Reproduce the records below in full and exactly, without their images.

[Document transcript data]
----

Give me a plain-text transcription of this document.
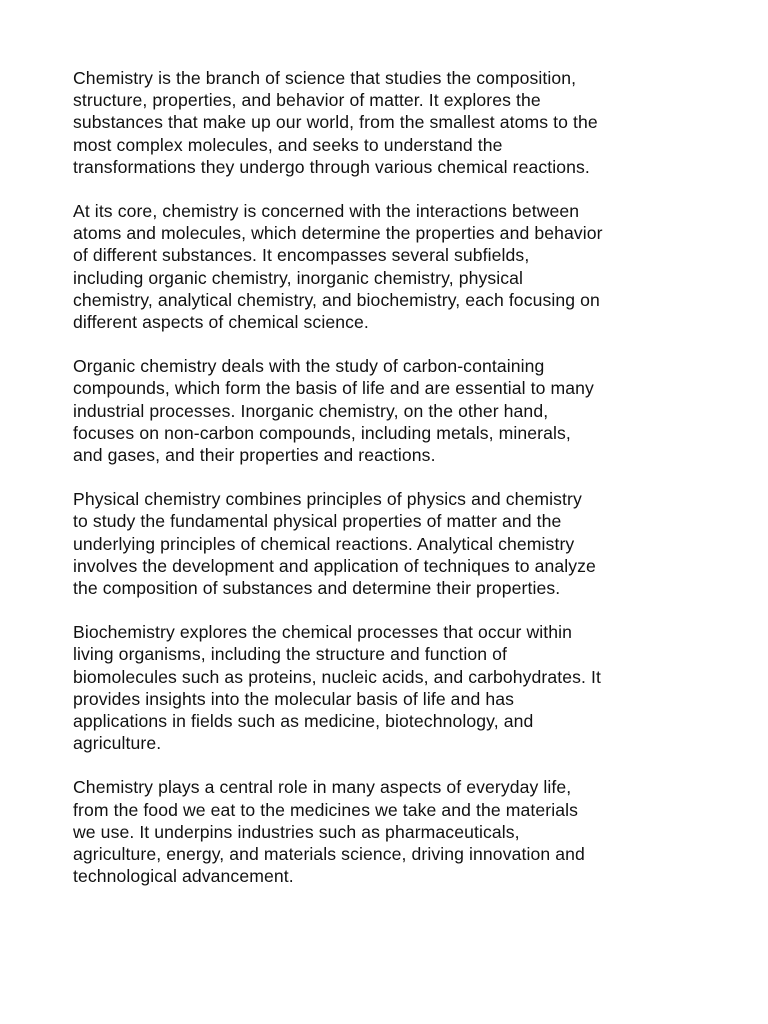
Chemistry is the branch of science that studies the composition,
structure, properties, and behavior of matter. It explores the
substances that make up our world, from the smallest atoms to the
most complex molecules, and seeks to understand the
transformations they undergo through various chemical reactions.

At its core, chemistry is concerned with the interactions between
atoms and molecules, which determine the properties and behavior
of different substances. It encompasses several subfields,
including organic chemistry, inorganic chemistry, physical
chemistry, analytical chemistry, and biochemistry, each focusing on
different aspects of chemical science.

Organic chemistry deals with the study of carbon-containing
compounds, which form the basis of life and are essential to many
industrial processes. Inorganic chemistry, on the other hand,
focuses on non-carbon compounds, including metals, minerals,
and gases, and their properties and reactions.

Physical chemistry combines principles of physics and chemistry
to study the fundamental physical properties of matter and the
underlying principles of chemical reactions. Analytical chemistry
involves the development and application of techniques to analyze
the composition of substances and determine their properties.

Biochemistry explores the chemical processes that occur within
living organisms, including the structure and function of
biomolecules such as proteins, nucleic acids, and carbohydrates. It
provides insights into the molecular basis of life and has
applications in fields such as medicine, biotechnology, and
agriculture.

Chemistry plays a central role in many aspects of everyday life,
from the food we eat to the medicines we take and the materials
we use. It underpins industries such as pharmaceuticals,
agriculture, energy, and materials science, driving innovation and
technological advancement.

----

▶ _Finished exercise_
Give me a plain-text transcription of this document.
Chemistry is the branch of science that studies the composition,
structure, properties, and behavior of matter. It explores the
substances that make up our world, from the smallest atoms to the
most complex molecules, and seeks to understand the
transformations they undergo through various chemical reactions.

At its core, chemistry is concerned with the interactions between
atoms and molecules, which determine the properties and behavior
of different substances. It encompasses several subfields,
including organic chemistry, inorganic chemistry, physical
chemistry, analytical chemistry, and biochemistry, each focusing on
different aspects of chemical science.

Organic chemistry deals with the study of carbon-containing
compounds, which form the basis of life and are essential to many
industrial processes. Inorganic chemistry, on the other hand,
focuses on non-carbon compounds, including metals, minerals,
and gases, and their properties and reactions.

Physical chemistry combines principles of physics and chemistry
to study the fundamental physical properties of matter and the
underlying principles of chemical reactions. Analytical chemistry
involves the development and application of techniques to analyze
the composition of substances and determine their properties.

Biochemistry explores the chemical processes that occur within
living organisms, including the structure and function of
biomolecules such as proteins, nucleic acids, and carbohydrates. It
provides insights into the molecular basis of life and has
applications in fields such as medicine, biotechnology, and
agriculture.

Chemistry plays a central role in many aspects of everyday life,
from the food we eat to the medicines we take and the materials
we use. It underpins industries such as pharmaceuticals,
agriculture, energy, and materials science, driving innovation and
technological advancement.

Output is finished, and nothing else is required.